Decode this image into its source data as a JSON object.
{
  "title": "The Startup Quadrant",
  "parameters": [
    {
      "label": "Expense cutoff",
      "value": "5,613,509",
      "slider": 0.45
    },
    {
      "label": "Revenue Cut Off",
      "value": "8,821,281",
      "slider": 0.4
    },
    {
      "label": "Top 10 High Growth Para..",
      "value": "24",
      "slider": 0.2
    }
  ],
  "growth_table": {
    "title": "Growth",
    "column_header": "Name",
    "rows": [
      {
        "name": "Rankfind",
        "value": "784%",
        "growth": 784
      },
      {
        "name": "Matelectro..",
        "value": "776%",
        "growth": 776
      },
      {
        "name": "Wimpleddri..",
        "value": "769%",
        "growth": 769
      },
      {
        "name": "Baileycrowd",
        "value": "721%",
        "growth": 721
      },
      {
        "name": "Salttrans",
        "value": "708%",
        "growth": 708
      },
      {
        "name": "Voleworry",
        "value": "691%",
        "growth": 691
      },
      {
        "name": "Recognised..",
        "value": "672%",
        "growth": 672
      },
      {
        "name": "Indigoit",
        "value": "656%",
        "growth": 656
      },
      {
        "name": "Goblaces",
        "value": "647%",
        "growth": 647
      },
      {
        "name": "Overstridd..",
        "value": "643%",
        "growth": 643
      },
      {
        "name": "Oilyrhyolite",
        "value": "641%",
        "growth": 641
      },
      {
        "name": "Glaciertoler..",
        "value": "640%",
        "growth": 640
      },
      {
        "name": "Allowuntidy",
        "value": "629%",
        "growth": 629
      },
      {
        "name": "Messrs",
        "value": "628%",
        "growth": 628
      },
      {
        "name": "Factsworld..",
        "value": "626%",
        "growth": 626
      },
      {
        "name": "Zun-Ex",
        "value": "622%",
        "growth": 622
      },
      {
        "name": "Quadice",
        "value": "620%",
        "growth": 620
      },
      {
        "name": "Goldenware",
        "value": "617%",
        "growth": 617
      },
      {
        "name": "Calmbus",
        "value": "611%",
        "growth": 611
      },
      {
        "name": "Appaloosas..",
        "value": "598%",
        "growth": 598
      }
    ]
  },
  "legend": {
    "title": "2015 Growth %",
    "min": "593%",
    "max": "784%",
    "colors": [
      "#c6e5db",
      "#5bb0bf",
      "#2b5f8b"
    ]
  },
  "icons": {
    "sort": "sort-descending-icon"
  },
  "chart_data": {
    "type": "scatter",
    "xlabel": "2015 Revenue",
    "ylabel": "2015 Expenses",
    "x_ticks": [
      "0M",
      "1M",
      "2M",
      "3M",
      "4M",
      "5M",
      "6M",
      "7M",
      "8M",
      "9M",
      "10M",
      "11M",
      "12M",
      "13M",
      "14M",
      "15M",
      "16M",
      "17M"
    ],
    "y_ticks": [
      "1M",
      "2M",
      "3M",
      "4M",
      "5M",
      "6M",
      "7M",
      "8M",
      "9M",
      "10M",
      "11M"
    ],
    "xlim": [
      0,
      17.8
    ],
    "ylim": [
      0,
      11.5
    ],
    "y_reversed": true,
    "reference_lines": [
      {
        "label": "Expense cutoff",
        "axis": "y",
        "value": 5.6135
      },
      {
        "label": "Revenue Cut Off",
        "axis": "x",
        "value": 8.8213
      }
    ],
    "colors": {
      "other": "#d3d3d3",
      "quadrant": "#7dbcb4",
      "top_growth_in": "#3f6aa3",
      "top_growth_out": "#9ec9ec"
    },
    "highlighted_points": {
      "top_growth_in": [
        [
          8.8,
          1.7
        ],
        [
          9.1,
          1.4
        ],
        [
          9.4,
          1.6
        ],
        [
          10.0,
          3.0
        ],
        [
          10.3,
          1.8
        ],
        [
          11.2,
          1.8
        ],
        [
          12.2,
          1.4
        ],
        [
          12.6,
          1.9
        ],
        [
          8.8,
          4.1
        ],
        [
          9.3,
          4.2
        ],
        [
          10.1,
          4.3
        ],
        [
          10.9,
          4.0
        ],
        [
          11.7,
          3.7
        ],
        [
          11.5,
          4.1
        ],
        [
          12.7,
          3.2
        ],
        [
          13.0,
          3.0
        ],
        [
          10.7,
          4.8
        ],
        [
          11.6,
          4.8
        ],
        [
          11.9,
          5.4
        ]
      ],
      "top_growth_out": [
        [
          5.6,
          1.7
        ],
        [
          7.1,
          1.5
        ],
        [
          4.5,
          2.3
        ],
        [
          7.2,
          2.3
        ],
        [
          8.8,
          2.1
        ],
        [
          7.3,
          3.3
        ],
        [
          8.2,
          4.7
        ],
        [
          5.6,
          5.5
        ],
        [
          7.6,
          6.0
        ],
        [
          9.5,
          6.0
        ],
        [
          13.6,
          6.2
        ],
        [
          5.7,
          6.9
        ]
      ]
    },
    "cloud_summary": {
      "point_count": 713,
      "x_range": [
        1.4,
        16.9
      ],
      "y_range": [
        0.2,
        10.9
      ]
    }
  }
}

GIVEN REQUEST -
Set down every record above exactly as given.

PROBLEM SOLUTION -
Decode this image into its source data as a JSON object.
{
  "title": "The Startup Quadrant",
  "parameters": [
    {
      "label": "Expense cutoff",
      "value": "5,613,509",
      "slider": 0.45
    },
    {
      "label": "Revenue Cut Off",
      "value": "8,821,281",
      "slider": 0.4
    },
    {
      "label": "Top 10 High Growth Para..",
      "value": "24",
      "slider": 0.2
    }
  ],
  "growth_table": {
    "title": "Growth",
    "column_header": "Name",
    "rows": [
      {
        "name": "Rankfind",
        "value": "784%",
        "growth": 784
      },
      {
        "name": "Matelectro..",
        "value": "776%",
        "growth": 776
      },
      {
        "name": "Wimpleddri..",
        "value": "769%",
        "growth": 769
      },
      {
        "name": "Baileycrowd",
        "value": "721%",
        "growth": 721
      },
      {
        "name": "Salttrans",
        "value": "708%",
        "growth": 708
      },
      {
        "name": "Voleworry",
        "value": "691%",
        "growth": 691
      },
      {
        "name": "Recognised..",
        "value": "672%",
        "growth": 672
      },
      {
        "name": "Indigoit",
        "value": "656%",
        "growth": 656
      },
      {
        "name": "Goblaces",
        "value": "647%",
        "growth": 647
      },
      {
        "name": "Overstridd..",
        "value": "643%",
        "growth": 643
      },
      {
        "name": "Oilyrhyolite",
        "value": "641%",
        "growth": 641
      },
      {
        "name": "Glaciertoler..",
        "value": "640%",
        "growth": 640
      },
      {
        "name": "Allowuntidy",
        "value": "629%",
        "growth": 629
      },
      {
        "name": "Messrs",
        "value": "628%",
        "growth": 628
      },
      {
        "name": "Factsworld..",
        "value": "626%",
        "growth": 626
      },
      {
        "name": "Zun-Ex",
        "value": "622%",
        "growth": 622
      },
      {
        "name": "Quadice",
        "value": "620%",
        "growth": 620
      },
      {
        "name": "Goldenware",
        "value": "617%",
        "growth": 617
      },
      {
        "name": "Calmbus",
        "value": "611%",
        "growth": 611
      },
      {
        "name": "Appaloosas..",
        "value": "598%",
        "growth": 598
      }
    ]
  },
  "legend": {
    "title": "2015 Growth %",
    "min": "593%",
    "max": "784%",
    "colors": [
      "#c6e5db",
      "#5bb0bf",
      "#2b5f8b"
    ]
  },
  "icons": {
    "sort": "sort-descending-icon"
  },
  "chart_data": {
    "type": "scatter",
    "xlabel": "2015 Revenue",
    "ylabel": "2015 Expenses",
    "x_ticks": [
      "0M",
      "1M",
      "2M",
      "3M",
      "4M",
      "5M",
      "6M",
      "7M",
      "8M",
      "9M",
      "10M",
      "11M",
      "12M",
      "13M",
      "14M",
      "15M",
      "16M",
      "17M"
    ],
    "y_ticks": [
      "1M",
      "2M",
      "3M",
      "4M",
      "5M",
      "6M",
      "7M",
      "8M",
      "9M",
      "10M",
      "11M"
    ],
    "xlim": [
      0,
      17.8
    ],
    "ylim": [
      0,
      11.5
    ],
    "y_reversed": true,
    "reference_lines": [
      {
        "label": "Expense cutoff",
        "axis": "y",
        "value": 5.6135
      },
      {
        "label": "Revenue Cut Off",
        "axis": "x",
        "value": 8.8213
      }
    ],
    "colors": {
      "other": "#d3d3d3",
      "quadrant": "#7dbcb4",
      "top_growth_in": "#3f6aa3",
      "top_growth_out": "#9ec9ec"
    },
    "highlighted_points": {
      "top_growth_in": [
        [
          8.8,
          1.7
        ],
        [
          9.1,
          1.4
        ],
        [
          9.4,
          1.6
        ],
        [
          10.0,
          3.0
        ],
        [
          10.3,
          1.8
        ],
        [
          11.2,
          1.8
        ],
        [
          12.2,
          1.4
        ],
        [
          12.6,
          1.9
        ],
        [
          8.8,
          4.1
        ],
        [
          9.3,
          4.2
        ],
        [
          10.1,
          4.3
        ],
        [
          10.9,
          4.0
        ],
        [
          11.7,
          3.7
        ],
        [
          11.5,
          4.1
        ],
        [
          12.7,
          3.2
        ],
        [
          13.0,
          3.0
        ],
        [
          10.7,
          4.8
        ],
        [
          11.6,
          4.8
        ],
        [
          11.9,
          5.4
        ]
      ],
      "top_growth_out": [
        [
          5.6,
          1.7
        ],
        [
          7.1,
          1.5
        ],
        [
          4.5,
          2.3
        ],
        [
          7.2,
          2.3
        ],
        [
          8.8,
          2.1
        ],
        [
          7.3,
          3.3
        ],
        [
          8.2,
          4.7
        ],
        [
          5.6,
          5.5
        ],
        [
          7.6,
          6.0
        ],
        [
          9.5,
          6.0
        ],
        [
          13.6,
          6.2
        ],
        [
          5.7,
          6.9
        ]
      ]
    },
    "cloud_summary": {
      "point_count": 713,
      "x_range": [
        1.4,
        16.9
      ],
      "y_range": [
        0.2,
        10.9
      ]
    }
  }
}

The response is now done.